EXTRACT TO READ:
- - - - -
People who did not embrace their choices, including some of their neighbours, did not always like them, especially when they insisted on gardening or swimming in the nude. Their critics adopted Timothy Leary’s phrase, “Turn On, Tune In, Drop Out,” to castigate them, assuming that their lifestyles revolved around drugs, sex and withdrawal from reality. As the chapters in this volume show, members of the counterculture in fact confronted key environmental problems and embraced new and innovative ways of dealing with them. They saw nature in a holistic sense – and hence celebrated the human body and the natural environment within which it thrives.
- - - - -
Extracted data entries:
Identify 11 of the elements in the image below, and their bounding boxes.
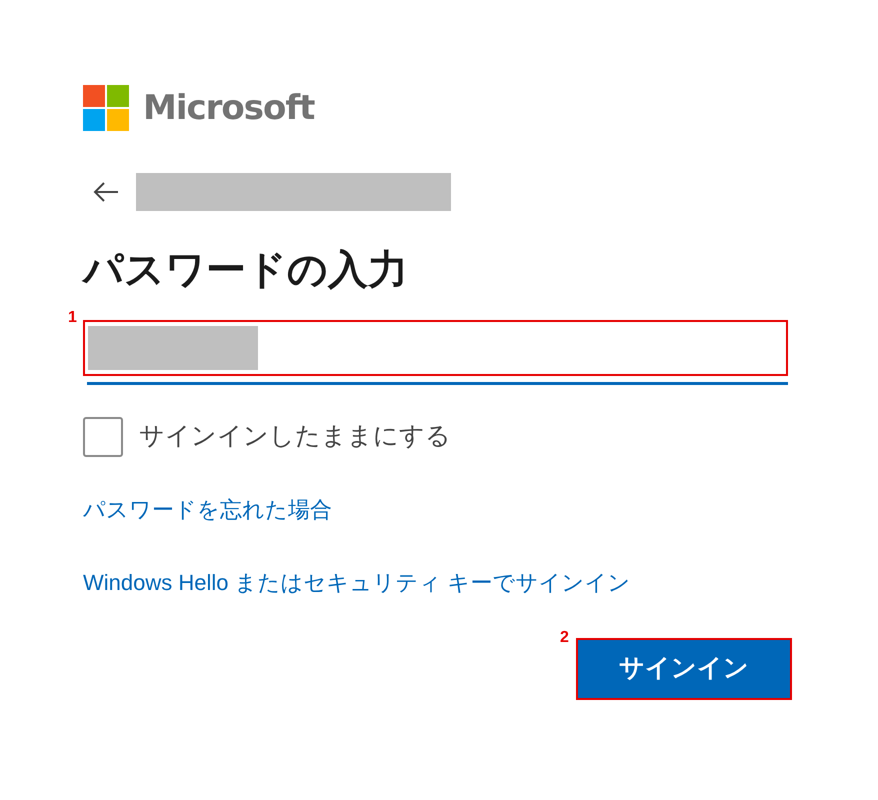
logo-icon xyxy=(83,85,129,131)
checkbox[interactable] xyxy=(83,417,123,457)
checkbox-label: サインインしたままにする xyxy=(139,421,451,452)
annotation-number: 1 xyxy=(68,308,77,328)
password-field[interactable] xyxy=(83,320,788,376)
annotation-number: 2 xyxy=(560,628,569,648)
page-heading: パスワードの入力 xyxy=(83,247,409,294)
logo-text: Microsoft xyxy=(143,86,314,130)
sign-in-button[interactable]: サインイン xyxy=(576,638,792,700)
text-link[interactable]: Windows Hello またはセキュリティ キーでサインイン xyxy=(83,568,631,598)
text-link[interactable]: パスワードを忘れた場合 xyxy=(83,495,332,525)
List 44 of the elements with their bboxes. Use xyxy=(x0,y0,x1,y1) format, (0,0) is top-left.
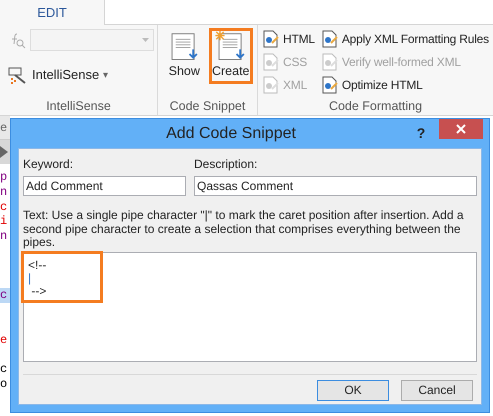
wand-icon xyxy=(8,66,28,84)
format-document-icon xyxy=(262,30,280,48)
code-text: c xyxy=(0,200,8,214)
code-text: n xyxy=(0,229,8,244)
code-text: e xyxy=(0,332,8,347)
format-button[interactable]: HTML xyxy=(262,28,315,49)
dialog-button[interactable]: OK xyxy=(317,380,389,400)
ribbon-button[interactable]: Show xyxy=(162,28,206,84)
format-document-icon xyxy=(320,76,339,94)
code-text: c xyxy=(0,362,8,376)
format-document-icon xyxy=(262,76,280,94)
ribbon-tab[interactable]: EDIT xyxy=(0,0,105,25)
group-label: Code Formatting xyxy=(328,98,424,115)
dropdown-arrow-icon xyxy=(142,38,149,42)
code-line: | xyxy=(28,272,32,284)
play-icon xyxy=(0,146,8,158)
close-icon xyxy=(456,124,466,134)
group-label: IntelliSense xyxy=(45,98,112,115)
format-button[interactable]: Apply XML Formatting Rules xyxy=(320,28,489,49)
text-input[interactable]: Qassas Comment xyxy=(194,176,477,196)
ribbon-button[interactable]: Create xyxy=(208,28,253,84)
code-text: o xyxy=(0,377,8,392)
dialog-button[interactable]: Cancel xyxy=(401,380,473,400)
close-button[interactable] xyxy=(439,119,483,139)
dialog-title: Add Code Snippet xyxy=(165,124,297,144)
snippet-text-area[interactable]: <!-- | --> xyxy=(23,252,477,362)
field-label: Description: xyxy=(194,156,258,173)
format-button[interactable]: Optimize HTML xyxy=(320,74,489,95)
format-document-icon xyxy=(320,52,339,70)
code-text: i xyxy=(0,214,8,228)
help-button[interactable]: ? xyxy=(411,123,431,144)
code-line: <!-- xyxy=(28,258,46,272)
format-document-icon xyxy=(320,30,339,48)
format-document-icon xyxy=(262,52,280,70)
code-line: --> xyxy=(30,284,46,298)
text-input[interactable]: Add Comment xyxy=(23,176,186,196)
- - - - -
OBJECTIVE 1: Duplicate the passage on the counterculture from "People who did" to "which it thrives.".
OBJECTIVE 2: Give the lines of the listing from the line with "logo-icon xyxy=(83,85,129,131)" to the line with "List 44 of the" as a numbered list, omitting any blank lines.
The listing is unrelated to the passage on the counterculture.

RESULT 1:
People who did not embrace their choices, including some of their neighbours, did not always like them, especially when they insisted on gardening or swimming in the nude. Their critics adopted Timothy Leary’s phrase, “Turn On, Tune In, Drop Out,” to castigate them, assuming that their lifestyles revolved around drugs, sex and withdrawal from reality. As the chapters in this volume show, members of the counterculture in fact confronted key environmental problems and embraced new and innovative ways of dealing with them. They saw nature in a holistic sense – and hence celebrated the human body and the natural environment within which it thrives.

RESULT 2:
1. logo-icon xyxy=(83,85,129,131)
2. checkbox[interactable] xyxy=(83,417,123,457)
3. checkbox-label: サインインしたままにする xyxy=(139,421,451,452)
4. annotation-number: 1 xyxy=(68,308,77,328)
5. password-field[interactable] xyxy=(83,320,788,376)
6. annotation-number: 2 xyxy=(560,628,569,648)
7. page-heading: パスワードの入力 xyxy=(83,247,409,294)
8. logo-text: Microsoft xyxy=(143,86,314,130)
9. sign-in-button[interactable]: サインイン xyxy=(576,638,792,700)
10. text-link[interactable]: Windows Hello またはセキュリティ キーでサインイン xyxy=(83,568,631,598)
11. text-link[interactable]: パスワードを忘れた場合 xyxy=(83,495,332,525)
12. List 44 of the elements with their bboxes. Use xyxy=(x0,y0,x1,y1) format, (0,0) is top-left.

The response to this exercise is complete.